#### TEXTAUSZUG

Dr. Marie-Elisabeth Lüders (FDP):
Rede ID: ID0300100600
Haben sonst Mitglieder ihre Stimmkarte noch nicht abgegeben? — Das ist nicht der Fall. Die Abstimmung ist geschlossen. Das Ergebnis wird ermittelt.
Ich darf Ihnen den Vorschlag machen, daß wir zu diesem Zweck die Sitzung auf 15 Minuten unterbrechen.

(Unterbrechung der Sitzung von 16.20 Uhr bis 16.40 Uhr.)


Dr. Marie-Elisabeth Lüders (FDP):
Rede ID: ID0300100700
Meine Damen und Herren! Die Wahl hat folgendes Ergebnis: Es wurden 494 Stimmen abgegeben. Damit ist die Beschlußfähigkeit des Hauses bestätigt. Es erhielt der Herr Abgeordnete Dr. Gerstenmaier 437 Stimmen. Es wurden 54 weiße Karten abgegeben. 3 Stimmen waren ungültig.



Alterspräsidentin Frau Dr. Dr. h. c. Lüders
Ich stelle fest, daß der Abgeordnete Dr. Gerstenmaier die Stimmen der Mehrheit der Mitglieder des Hauses auf sich vereinigt hat und somit zum Präsidenten des Bundestages gewählt ist.

(Allgemeiner Beifall.)

########
#### GEGEBENE ANGABEN

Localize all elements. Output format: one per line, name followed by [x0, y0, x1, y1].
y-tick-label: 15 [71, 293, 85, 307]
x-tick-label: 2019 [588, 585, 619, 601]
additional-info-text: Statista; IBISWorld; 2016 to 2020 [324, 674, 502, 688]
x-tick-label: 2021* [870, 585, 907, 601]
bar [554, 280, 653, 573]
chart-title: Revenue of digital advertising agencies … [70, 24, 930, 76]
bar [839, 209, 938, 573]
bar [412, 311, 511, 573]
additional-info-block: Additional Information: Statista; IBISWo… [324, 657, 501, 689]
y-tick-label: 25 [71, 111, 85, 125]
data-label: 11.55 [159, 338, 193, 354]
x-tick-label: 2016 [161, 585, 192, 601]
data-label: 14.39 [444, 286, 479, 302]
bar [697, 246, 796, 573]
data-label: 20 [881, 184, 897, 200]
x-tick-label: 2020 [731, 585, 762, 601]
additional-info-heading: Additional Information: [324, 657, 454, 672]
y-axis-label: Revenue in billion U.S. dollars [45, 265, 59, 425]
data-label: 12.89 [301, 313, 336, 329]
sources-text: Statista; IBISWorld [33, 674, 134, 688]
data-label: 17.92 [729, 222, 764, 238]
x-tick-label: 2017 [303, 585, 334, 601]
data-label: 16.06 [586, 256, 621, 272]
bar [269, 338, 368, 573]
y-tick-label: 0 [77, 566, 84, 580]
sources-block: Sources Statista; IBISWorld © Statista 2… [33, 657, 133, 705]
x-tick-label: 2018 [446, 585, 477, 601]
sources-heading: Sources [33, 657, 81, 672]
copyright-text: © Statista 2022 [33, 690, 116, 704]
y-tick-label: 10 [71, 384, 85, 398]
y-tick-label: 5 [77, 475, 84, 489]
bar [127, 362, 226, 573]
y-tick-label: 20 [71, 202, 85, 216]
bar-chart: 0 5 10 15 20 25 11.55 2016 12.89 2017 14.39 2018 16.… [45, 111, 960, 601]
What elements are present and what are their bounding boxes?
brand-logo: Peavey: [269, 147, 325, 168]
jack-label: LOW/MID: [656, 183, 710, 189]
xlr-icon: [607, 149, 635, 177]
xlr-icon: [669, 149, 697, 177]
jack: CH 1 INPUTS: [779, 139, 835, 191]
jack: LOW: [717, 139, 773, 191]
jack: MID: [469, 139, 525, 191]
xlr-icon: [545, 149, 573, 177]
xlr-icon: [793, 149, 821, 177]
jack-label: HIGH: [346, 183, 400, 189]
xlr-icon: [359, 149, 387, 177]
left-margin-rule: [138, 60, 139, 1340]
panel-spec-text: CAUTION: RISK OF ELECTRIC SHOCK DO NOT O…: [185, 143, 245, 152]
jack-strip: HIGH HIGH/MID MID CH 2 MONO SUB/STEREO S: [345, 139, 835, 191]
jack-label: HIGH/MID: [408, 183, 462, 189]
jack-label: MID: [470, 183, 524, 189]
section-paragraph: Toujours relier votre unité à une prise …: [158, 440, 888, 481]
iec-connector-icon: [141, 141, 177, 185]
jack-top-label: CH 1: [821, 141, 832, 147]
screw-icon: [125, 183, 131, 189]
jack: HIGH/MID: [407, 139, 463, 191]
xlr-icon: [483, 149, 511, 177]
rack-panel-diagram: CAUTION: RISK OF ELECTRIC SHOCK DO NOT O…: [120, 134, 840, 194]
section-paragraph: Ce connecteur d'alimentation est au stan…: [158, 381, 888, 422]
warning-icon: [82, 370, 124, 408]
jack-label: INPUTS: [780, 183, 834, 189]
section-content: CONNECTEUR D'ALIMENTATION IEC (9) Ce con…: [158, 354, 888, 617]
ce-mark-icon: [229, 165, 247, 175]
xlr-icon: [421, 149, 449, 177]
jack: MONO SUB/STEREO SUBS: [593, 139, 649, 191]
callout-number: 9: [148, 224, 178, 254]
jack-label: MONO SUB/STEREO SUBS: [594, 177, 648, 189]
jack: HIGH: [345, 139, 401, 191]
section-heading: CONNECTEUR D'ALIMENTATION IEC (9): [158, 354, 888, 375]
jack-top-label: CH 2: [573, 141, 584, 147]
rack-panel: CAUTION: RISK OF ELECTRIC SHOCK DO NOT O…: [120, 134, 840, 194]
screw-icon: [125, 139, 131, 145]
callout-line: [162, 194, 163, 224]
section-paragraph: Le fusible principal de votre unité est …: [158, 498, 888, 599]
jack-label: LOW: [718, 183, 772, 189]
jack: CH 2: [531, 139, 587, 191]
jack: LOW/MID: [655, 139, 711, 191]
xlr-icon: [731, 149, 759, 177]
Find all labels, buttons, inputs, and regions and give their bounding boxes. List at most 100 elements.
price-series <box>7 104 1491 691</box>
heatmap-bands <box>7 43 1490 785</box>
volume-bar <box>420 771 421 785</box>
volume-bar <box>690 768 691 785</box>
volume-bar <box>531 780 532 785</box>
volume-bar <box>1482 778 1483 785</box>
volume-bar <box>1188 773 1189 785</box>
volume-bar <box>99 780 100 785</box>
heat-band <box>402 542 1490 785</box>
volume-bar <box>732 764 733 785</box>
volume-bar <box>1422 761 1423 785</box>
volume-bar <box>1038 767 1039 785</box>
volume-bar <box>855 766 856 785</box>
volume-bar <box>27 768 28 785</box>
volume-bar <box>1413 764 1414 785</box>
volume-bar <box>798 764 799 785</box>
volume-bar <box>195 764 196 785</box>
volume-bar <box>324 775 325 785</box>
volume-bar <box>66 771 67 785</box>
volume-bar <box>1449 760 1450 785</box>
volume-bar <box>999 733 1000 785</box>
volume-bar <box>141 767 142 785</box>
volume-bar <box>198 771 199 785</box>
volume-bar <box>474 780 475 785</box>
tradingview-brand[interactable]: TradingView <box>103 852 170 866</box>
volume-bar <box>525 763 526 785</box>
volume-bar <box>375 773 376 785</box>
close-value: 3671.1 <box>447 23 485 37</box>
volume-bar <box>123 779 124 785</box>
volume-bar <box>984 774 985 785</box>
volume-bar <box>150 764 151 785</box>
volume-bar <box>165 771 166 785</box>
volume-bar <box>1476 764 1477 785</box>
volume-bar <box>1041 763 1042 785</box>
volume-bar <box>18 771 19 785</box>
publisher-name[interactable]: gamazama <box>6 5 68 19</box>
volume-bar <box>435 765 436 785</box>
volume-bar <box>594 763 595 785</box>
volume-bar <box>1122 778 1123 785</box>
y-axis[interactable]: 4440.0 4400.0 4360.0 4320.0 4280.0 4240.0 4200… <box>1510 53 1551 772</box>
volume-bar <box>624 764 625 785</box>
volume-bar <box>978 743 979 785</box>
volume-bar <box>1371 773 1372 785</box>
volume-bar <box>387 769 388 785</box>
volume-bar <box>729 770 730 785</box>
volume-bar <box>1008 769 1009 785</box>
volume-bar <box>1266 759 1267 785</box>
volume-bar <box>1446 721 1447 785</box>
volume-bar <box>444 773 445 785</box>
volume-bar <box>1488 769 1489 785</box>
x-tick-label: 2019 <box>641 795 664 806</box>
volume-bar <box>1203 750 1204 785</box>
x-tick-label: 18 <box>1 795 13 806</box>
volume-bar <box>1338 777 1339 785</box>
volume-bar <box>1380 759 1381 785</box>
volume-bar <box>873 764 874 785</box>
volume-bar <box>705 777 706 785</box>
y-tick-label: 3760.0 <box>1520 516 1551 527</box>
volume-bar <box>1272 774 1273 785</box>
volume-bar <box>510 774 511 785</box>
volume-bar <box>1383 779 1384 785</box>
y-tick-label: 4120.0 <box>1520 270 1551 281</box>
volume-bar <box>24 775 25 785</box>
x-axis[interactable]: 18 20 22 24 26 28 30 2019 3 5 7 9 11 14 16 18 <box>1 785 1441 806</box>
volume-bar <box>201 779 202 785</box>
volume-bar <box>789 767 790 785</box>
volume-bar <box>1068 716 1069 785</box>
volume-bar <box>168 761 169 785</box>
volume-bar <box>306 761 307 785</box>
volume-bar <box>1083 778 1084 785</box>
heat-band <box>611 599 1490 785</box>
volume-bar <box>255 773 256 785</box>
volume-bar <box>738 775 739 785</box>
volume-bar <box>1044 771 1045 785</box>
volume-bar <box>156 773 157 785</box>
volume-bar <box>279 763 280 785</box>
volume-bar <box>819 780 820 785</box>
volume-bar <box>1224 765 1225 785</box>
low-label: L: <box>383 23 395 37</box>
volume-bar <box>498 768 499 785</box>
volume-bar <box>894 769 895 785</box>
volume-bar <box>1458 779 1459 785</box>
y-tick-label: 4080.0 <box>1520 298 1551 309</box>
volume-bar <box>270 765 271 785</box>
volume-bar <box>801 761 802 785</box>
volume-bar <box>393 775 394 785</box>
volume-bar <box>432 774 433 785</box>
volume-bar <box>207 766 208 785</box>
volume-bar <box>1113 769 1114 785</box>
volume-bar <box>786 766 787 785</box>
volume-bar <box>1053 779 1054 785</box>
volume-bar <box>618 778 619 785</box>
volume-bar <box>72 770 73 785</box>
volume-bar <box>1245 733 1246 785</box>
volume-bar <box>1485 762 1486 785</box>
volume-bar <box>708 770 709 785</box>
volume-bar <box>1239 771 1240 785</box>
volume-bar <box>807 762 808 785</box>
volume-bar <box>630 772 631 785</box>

########

**ZU ERLEDIGEN:** Führe den Protokollauszug über die Wahl des Bundestagspräsidenten im Anschluss an seinen letzten Satz weiter.

**ANTWORT ZUR AUFGABE:**
Herr Abgeordneter Dr. Gerstenmaier, ich frage Sie, ob Sie die Wahl annehmen.

Dr. Eugen Gerstenmaier (CDU):
Rede ID: ID0300100800
Ich nehme die Wahl an.

Dr. Marie-Elisabeth Lüders (FDP):
Rede ID: ID0300100900
Herr Präsident, bitte! — Ich wünsche Ihnen — und dabei spreche ich im Namen des ganzen Hauses -
recht guten Erfolg. Wir werden stets bemüht sein, unseren Herrn Präsidenten in seinem schweren Amt zu unterstützen.

(Lebhafter Beifall.)


Dr. Eugen Gerstenmaier (CDU):
Rede ID: ID0300101000
Meine Damen und Herren! Ihrem Rufe folgend, übernehme ich von neuem das Amt des Präsidenten des Deutschen Bundestages.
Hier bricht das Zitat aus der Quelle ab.